WHAT YOU NEED TO DO >> Your task is to filter the data below down to the lines holding "title".

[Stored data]
==*==
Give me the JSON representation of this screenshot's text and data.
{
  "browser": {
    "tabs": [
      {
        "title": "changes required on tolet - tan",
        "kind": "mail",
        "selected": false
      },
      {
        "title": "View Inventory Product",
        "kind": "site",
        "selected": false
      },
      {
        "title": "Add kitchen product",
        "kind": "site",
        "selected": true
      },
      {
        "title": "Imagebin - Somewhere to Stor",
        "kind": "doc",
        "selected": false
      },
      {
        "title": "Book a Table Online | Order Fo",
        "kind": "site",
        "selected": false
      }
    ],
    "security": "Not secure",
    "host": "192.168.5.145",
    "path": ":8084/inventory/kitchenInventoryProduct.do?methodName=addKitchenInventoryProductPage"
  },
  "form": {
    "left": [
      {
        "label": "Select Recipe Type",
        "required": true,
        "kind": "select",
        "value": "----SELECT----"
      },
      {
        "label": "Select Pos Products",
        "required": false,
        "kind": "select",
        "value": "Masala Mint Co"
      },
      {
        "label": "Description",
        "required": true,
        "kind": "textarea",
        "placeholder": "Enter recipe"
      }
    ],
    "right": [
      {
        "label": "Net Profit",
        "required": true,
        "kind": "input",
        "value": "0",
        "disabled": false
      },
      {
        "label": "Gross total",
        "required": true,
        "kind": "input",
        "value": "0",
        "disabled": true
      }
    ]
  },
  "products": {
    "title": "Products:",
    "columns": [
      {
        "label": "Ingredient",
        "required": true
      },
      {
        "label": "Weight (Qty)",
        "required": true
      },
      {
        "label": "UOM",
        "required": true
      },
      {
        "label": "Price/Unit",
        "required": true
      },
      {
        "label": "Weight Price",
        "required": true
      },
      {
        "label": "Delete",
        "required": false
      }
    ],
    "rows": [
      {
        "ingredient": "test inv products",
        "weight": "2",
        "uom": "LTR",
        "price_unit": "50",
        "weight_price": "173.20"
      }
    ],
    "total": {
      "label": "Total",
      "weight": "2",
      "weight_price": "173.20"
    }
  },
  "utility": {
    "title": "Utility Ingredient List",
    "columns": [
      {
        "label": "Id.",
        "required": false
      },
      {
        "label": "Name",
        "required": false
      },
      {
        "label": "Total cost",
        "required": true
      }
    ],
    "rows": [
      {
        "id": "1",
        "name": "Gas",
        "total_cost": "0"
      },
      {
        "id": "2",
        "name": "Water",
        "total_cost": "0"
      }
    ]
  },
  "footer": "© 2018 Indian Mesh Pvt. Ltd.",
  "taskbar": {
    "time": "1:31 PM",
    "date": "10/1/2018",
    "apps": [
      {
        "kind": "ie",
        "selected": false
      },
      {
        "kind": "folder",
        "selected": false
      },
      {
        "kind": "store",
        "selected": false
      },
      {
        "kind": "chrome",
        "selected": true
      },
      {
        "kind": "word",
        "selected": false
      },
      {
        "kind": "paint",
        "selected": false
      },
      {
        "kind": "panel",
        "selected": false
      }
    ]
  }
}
==*==
EXERCISE ANSWER >>
        "title": "changes required on tolet - tan",
        "title": "View Inventory Product",
        "title": "Add kitchen product",
        "title": "Imagebin - Somewhere to Stor",
        "title": "Book a Table Online | Order Fo",
    "title": "Products:",
    "title": "Utility Ingredient List",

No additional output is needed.